§ Aim: Provide a single number: the count of lines containing the string "name".

§ Listed entries:
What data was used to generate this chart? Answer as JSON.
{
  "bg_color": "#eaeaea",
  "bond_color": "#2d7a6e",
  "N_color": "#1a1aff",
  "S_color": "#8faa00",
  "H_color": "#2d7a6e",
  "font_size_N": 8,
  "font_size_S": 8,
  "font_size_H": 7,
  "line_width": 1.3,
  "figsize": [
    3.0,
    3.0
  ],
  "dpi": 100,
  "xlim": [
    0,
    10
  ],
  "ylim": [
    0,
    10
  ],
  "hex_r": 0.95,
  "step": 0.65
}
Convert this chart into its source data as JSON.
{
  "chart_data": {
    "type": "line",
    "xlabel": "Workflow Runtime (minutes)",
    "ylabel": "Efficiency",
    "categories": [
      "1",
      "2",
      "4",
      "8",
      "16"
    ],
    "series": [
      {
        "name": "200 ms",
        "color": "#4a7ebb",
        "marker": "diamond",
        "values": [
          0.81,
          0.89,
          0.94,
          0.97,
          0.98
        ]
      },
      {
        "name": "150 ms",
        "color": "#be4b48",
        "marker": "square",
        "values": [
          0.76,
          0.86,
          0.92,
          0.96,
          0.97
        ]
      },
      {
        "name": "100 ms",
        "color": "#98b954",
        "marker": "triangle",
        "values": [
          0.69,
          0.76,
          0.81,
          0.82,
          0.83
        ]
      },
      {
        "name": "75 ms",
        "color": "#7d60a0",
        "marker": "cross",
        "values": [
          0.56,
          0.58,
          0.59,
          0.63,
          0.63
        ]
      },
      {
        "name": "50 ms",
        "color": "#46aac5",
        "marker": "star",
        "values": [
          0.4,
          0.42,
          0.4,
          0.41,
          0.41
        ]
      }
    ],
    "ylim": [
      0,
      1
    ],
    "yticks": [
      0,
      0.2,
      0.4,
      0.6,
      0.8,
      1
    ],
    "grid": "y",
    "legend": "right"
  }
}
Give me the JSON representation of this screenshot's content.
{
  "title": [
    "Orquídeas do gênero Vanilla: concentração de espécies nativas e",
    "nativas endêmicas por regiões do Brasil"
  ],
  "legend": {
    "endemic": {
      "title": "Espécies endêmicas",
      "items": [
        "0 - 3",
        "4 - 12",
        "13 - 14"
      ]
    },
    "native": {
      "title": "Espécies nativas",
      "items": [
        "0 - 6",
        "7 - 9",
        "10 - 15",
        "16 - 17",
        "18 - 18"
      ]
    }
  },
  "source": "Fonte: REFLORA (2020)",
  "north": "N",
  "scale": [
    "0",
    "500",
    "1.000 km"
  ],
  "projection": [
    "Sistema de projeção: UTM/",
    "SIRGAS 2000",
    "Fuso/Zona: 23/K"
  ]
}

§ Worked answer: 5